Items from a figure collection
▼
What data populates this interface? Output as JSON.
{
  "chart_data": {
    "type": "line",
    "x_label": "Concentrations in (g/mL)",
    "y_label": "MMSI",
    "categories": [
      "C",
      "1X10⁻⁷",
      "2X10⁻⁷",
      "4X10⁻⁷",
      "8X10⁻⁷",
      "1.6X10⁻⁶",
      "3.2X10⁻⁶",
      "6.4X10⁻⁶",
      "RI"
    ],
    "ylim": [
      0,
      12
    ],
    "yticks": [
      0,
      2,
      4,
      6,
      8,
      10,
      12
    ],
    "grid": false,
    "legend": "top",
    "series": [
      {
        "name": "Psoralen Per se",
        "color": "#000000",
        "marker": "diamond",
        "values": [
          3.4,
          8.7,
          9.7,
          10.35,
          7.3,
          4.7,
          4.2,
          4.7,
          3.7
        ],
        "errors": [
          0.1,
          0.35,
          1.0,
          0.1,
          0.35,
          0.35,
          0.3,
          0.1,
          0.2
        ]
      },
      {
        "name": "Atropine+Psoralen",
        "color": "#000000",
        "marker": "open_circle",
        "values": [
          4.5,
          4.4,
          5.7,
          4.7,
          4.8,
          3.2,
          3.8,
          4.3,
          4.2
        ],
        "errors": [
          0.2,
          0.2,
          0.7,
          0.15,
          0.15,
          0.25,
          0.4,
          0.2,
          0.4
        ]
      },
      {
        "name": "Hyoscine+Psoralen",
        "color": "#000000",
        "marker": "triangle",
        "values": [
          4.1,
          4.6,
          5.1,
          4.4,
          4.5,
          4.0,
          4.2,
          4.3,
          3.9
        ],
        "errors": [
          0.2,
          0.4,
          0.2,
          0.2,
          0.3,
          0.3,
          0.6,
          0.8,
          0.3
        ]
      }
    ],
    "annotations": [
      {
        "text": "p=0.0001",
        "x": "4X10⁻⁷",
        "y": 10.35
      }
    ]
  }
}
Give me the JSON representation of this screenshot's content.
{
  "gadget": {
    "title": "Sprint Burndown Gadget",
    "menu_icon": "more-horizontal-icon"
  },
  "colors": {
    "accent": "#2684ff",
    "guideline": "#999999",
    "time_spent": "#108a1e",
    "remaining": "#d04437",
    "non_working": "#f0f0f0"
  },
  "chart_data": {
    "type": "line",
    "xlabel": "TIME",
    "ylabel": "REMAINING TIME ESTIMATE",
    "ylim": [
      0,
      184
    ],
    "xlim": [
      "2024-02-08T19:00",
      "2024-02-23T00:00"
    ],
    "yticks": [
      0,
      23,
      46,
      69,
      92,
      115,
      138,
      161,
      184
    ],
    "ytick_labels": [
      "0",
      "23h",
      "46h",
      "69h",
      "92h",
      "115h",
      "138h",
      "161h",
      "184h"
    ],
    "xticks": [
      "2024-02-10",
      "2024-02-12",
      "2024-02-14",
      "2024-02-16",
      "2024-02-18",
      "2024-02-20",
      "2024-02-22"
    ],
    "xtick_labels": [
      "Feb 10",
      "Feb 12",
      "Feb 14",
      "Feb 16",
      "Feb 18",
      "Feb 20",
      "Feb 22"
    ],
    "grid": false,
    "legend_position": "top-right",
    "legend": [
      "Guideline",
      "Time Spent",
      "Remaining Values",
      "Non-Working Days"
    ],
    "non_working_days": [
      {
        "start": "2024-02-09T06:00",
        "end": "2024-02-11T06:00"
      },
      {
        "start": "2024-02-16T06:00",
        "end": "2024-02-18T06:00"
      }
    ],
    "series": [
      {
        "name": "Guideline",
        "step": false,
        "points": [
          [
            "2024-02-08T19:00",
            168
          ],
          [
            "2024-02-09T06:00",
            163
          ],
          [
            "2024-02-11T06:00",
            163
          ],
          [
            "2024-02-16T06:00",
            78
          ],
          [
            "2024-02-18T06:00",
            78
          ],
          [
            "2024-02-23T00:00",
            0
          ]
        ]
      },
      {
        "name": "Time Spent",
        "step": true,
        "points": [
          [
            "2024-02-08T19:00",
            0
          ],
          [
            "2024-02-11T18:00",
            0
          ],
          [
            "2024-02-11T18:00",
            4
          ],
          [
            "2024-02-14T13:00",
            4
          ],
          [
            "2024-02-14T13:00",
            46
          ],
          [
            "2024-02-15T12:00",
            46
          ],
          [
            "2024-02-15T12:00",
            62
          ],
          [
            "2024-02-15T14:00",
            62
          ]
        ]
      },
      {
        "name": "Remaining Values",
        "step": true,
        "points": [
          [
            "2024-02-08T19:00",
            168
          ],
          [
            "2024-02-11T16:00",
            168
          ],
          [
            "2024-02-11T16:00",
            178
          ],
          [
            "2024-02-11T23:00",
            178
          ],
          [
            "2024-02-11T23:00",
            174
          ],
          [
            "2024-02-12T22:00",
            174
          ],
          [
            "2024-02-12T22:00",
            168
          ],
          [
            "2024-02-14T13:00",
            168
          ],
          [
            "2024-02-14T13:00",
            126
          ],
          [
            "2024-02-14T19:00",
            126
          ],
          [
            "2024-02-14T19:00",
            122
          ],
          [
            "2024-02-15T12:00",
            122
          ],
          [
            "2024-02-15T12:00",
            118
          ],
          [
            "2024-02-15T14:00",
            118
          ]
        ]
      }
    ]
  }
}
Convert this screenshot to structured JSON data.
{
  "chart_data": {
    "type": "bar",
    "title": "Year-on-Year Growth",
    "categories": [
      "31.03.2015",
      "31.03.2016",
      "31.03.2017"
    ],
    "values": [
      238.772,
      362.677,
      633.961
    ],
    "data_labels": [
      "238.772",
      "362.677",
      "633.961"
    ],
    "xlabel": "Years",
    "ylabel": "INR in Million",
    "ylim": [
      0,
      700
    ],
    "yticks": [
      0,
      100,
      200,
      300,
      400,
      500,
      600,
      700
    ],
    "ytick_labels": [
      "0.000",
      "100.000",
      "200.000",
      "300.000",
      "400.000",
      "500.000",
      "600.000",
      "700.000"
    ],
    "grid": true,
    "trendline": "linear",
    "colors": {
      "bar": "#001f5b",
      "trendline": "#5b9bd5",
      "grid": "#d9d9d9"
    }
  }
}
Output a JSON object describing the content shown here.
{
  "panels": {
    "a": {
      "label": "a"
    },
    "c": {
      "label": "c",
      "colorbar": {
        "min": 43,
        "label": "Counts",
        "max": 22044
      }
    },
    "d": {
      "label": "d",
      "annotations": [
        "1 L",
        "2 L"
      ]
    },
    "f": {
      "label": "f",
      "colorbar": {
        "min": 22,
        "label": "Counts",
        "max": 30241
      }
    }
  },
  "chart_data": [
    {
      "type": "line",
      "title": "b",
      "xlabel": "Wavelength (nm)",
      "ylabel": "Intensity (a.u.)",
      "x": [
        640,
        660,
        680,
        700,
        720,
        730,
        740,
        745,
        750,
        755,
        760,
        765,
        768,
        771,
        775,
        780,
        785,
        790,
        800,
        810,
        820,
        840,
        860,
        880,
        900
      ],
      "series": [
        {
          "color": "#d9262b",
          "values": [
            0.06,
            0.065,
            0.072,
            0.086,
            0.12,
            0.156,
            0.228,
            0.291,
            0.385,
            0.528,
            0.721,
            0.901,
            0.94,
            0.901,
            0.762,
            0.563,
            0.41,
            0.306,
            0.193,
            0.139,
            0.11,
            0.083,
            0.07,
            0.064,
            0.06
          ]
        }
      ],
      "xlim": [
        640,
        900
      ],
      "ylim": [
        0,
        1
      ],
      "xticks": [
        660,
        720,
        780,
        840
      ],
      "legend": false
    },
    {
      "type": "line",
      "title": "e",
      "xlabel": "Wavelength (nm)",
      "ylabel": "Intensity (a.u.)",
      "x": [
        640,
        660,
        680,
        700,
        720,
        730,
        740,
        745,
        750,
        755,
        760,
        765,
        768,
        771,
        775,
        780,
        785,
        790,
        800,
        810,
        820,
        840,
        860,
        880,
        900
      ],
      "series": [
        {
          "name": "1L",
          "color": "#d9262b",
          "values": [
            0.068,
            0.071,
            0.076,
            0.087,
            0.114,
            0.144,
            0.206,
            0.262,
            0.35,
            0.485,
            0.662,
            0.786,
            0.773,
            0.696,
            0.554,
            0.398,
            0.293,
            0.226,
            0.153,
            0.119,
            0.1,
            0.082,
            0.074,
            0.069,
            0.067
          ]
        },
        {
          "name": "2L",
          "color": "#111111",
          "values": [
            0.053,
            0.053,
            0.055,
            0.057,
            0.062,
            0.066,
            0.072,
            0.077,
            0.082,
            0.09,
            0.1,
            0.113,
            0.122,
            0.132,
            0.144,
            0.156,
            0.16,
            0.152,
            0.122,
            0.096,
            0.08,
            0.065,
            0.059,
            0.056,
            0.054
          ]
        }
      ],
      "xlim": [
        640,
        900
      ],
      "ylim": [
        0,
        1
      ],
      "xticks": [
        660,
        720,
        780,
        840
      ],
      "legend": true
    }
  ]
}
▲
> [DIRECTION]:
Locate and copy each line in the data above that includes the word "name".

> [THE ANSWER]:
        "name": "Psoralen Per se",
        "name": "Atropine+Psoralen",
        "name": "Hyoscine+Psoralen",
        "name": "Guideline",
        "name": "Time Spent",
        "name": "Remaining Values",
          "name": "1L",
          "name": "2L",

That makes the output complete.